::: Task data
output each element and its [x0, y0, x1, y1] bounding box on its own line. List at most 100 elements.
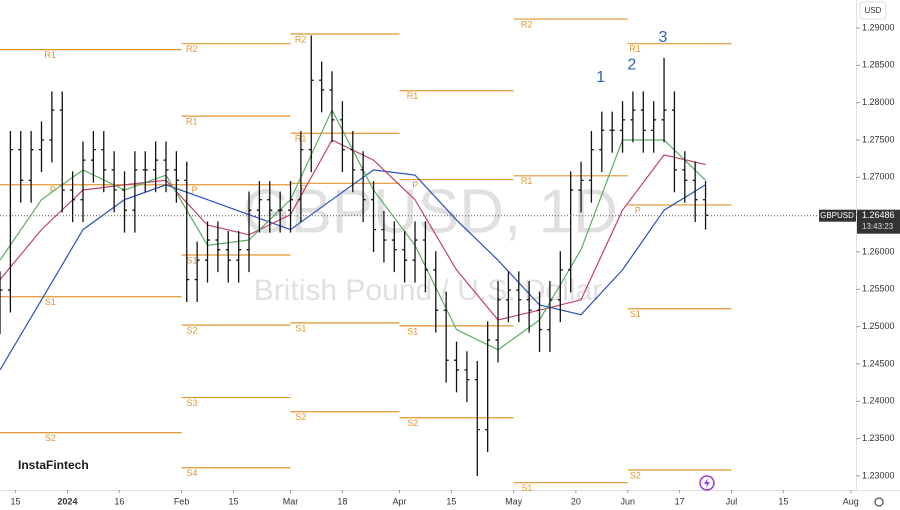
countdown-label: 13:43:23 [862, 222, 894, 231]
ohlc-bar [568, 171, 574, 293]
pivot-label: R2 [521, 19, 533, 29]
y-tick-label: 1.28000 [862, 97, 895, 107]
y-tick-label: 1.23500 [862, 433, 895, 443]
x-tick-label: Aug [843, 496, 859, 506]
ohlc-bar [329, 71, 335, 143]
ohlc-bar [215, 221, 221, 273]
ohlc-bar [111, 151, 117, 213]
pivot-label: R1 [521, 176, 533, 186]
last-price-label: 1.26486 [862, 210, 895, 220]
ohlc-bar [495, 281, 501, 363]
ohlc-bar [537, 291, 543, 353]
x-tick-label: Jul [726, 496, 738, 506]
wave-label: 3 [659, 29, 668, 46]
ohlc-bar [101, 131, 107, 193]
pivot-label: S4 [186, 468, 197, 478]
ohlc-bar [671, 91, 677, 193]
ohlc-bar [339, 101, 345, 173]
y-tick-label: 1.26000 [862, 246, 895, 256]
ohlc-bar [236, 231, 242, 283]
ohlc-bar [308, 35, 314, 173]
ohlc-bar [70, 171, 76, 223]
pivot-label: R1 [44, 50, 56, 60]
ohlc-bar [267, 181, 273, 233]
ohlc-bar [49, 91, 55, 163]
x-tick-label: 16 [114, 496, 124, 506]
ohlc-bar [692, 161, 698, 223]
y-tick-label: 1.25500 [862, 284, 895, 294]
wave-label: 1 [596, 69, 605, 86]
y-tick-label: 1.29000 [862, 22, 895, 32]
pivot-label: P [635, 205, 641, 215]
pivot-label: S1 [630, 309, 641, 319]
y-tick-label: 1.25000 [862, 321, 895, 331]
y-tick-label: 1.27500 [862, 134, 895, 144]
pivot-label: S1 [407, 326, 418, 336]
ohlc-bar [402, 231, 408, 283]
ohlc-bar [516, 271, 522, 323]
ohlc-bar [288, 181, 294, 233]
ohlc-bar [578, 161, 584, 213]
currency-button[interactable] [859, 1, 887, 20]
ohlc-bar [360, 151, 366, 223]
y-tick-label: 1.23000 [862, 470, 895, 480]
x-tick-label: 15 [778, 496, 788, 506]
x-tick-label: Feb [174, 496, 190, 506]
ohlc-bar [319, 61, 325, 113]
ohlc-bar [547, 281, 553, 353]
settings-icon[interactable] [874, 497, 884, 507]
ohlc-bar [651, 101, 657, 153]
x-tick-label: May [505, 496, 523, 506]
pivot-label: R2 [186, 44, 198, 54]
watermark-subtitle: British Pound / U.S. Dollar [254, 274, 602, 307]
ohlc-bar [526, 281, 532, 333]
pivot-label: R1 [407, 91, 419, 101]
pivot-label: S1 [186, 255, 197, 265]
event-icon[interactable] [699, 475, 715, 491]
ohlc-bar [640, 91, 646, 153]
currency-label[interactable]: USD [865, 6, 882, 15]
ohlc-bar [80, 141, 86, 223]
ohlc-bar [474, 360, 480, 476]
price-tag [857, 209, 900, 234]
x-tick-label: 18 [337, 496, 347, 506]
y-tick-label: 1.27000 [862, 172, 895, 182]
ohlc-bar [371, 181, 377, 252]
pivot-label: R1 [629, 44, 641, 54]
ohlc-bar [422, 221, 428, 293]
ohlc-bar [381, 210, 387, 263]
ohlc-bar [682, 151, 688, 203]
ohlc-bar [142, 151, 148, 193]
pivot-label: S2 [630, 470, 641, 480]
pivot-label: S1 [521, 483, 532, 493]
ohlc-bar [620, 101, 626, 153]
x-tick-label: 15 [228, 496, 238, 506]
x-tick-label: 15 [446, 496, 456, 506]
pivot-label: S2 [186, 326, 197, 336]
pivot-label: P [50, 185, 56, 195]
ohlc-bar [0, 271, 3, 335]
ohlc-bar [412, 221, 418, 283]
ohlc-bar [18, 131, 24, 203]
ohlc-bar [256, 181, 262, 233]
ohlc-bar [454, 341, 460, 393]
ohlc-bar [630, 91, 636, 143]
pivot-label: S2 [295, 412, 306, 422]
pivot-label: S3 [186, 398, 197, 408]
pivot-label: P [300, 184, 306, 194]
pivot-label: S1 [295, 323, 306, 333]
symbol-label: GBPUSD [820, 211, 854, 220]
ohlc-bar [7, 131, 13, 313]
ohlc-bar [588, 131, 594, 203]
ohlc-bar [505, 271, 511, 323]
x-tick-label: 20 [571, 496, 581, 506]
ohlc-bar [153, 141, 159, 193]
y-tick-label: 1.24000 [862, 396, 895, 406]
event-icon-bolt [704, 478, 710, 488]
x-tick-label: Mar [283, 496, 299, 506]
x-tick-label: Apr [392, 496, 406, 506]
pivot-label: R1 [186, 116, 198, 126]
ohlc-bar [464, 351, 470, 403]
ohlc-bar [443, 291, 449, 383]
::::::
Rewrite the records, starting at the line that contains "countdown-label: 13:43:23 [862, 222, 894, 231]" and ending at the line that contains "pivot-label: S1 [630, 309, 641, 319]", as a Markdown table with the columns No. and Entry, numbering each row in No. and leaving out blank lines.

● Completed task
| No. | Entry |
|---|---|
| 1 | countdown-label: 13:43:23 [862, 222, 894, 231] |
| 2 | ohlc-bar [568, 171, 574, 293] |
| 3 | pivot-label: R2 [521, 19, 533, 29] |
| 4 | y-tick-label: 1.28000 [862, 97, 895, 107] |
| 5 | y-tick-label: 1.23500 [862, 433, 895, 443] |
| 6 | x-tick-label: Aug [843, 496, 859, 506] |
| 7 | ohlc-bar [329, 71, 335, 143] |
| 8 | ohlc-bar [215, 221, 221, 273] |
| 9 | ohlc-bar [111, 151, 117, 213] |
| 10 | pivot-label: R1 [521, 176, 533, 186] |
| 11 | last-price-label: 1.26486 [862, 210, 895, 220] |
| 12 | ohlc-bar [495, 281, 501, 363] |
| 13 | ohlc-bar [537, 291, 543, 353] |
| 14 | x-tick-label: Jul [726, 496, 738, 506] |
| 15 | wave-label: 3 [659, 29, 668, 46] |
| 16 | ohlc-bar [101, 131, 107, 193] |
| 17 | pivot-label: S4 [186, 468, 197, 478] |
| 18 | ohlc-bar [671, 91, 677, 193] |
| 19 | ohlc-bar [339, 101, 345, 173] |
| 20 | y-tick-label: 1.26000 [862, 246, 895, 256] |
| 21 | ohlc-bar [236, 231, 242, 283] |
| 22 | ohlc-bar [308, 35, 314, 173] |
| 23 | ohlc-bar [70, 171, 76, 223] |
| 24 | pivot-label: R1 [44, 50, 56, 60] |
| 25 | ohlc-bar [267, 181, 273, 233] |
| 26 | ohlc-bar [49, 91, 55, 163] |
| 27 | x-tick-label: 16 [114, 496, 124, 506] |
| 28 | ohlc-bar [692, 161, 698, 223] |
| 29 | y-tick-label: 1.25500 [862, 284, 895, 294] |
| 30 | wave-label: 1 [596, 69, 605, 86] |
| 31 | y-tick-label: 1.29000 [862, 22, 895, 32] |
| 32 | pivot-label: P [635, 205, 641, 215] |
| 33 | pivot-label: S1 [630, 309, 641, 319] |